*Source material:*
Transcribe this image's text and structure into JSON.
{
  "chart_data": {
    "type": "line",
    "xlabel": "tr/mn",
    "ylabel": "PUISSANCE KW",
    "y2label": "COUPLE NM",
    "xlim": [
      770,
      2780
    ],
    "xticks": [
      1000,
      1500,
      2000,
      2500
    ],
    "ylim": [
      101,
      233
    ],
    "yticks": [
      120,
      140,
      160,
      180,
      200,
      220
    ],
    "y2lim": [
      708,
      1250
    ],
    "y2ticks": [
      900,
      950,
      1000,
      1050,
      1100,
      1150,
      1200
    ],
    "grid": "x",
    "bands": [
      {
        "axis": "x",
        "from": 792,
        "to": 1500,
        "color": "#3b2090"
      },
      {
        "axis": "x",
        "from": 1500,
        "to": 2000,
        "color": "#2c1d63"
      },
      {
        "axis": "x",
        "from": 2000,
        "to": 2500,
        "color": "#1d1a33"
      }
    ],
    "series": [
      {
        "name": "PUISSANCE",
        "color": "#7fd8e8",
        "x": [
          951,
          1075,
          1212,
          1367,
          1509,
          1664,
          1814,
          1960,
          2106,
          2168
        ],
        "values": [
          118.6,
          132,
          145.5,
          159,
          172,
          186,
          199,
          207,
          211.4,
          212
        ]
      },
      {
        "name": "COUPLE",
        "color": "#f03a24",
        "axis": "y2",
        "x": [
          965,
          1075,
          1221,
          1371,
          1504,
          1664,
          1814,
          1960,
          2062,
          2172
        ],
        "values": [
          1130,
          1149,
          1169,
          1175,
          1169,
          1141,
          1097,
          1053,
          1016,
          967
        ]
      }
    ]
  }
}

*Objective:* Go through the records above and retype each one exactly.

*The completed task:*
Transcribe this image's text and structure into JSON.
{
  "chart_data": {
    "type": "line",
    "xlabel": "tr/mn",
    "ylabel": "PUISSANCE KW",
    "y2label": "COUPLE NM",
    "xlim": [
      770,
      2780
    ],
    "xticks": [
      1000,
      1500,
      2000,
      2500
    ],
    "ylim": [
      101,
      233
    ],
    "yticks": [
      120,
      140,
      160,
      180,
      200,
      220
    ],
    "y2lim": [
      708,
      1250
    ],
    "y2ticks": [
      900,
      950,
      1000,
      1050,
      1100,
      1150,
      1200
    ],
    "grid": "x",
    "bands": [
      {
        "axis": "x",
        "from": 792,
        "to": 1500,
        "color": "#3b2090"
      },
      {
        "axis": "x",
        "from": 1500,
        "to": 2000,
        "color": "#2c1d63"
      },
      {
        "axis": "x",
        "from": 2000,
        "to": 2500,
        "color": "#1d1a33"
      }
    ],
    "series": [
      {
        "name": "PUISSANCE",
        "color": "#7fd8e8",
        "x": [
          951,
          1075,
          1212,
          1367,
          1509,
          1664,
          1814,
          1960,
          2106,
          2168
        ],
        "values": [
          118.6,
          132,
          145.5,
          159,
          172,
          186,
          199,
          207,
          211.4,
          212
        ]
      },
      {
        "name": "COUPLE",
        "color": "#f03a24",
        "axis": "y2",
        "x": [
          965,
          1075,
          1221,
          1371,
          1504,
          1664,
          1814,
          1960,
          2062,
          2172
        ],
        "values": [
          1130,
          1149,
          1169,
          1175,
          1169,
          1141,
          1097,
          1053,
          1016,
          967
        ]
      }
    ]
  }
}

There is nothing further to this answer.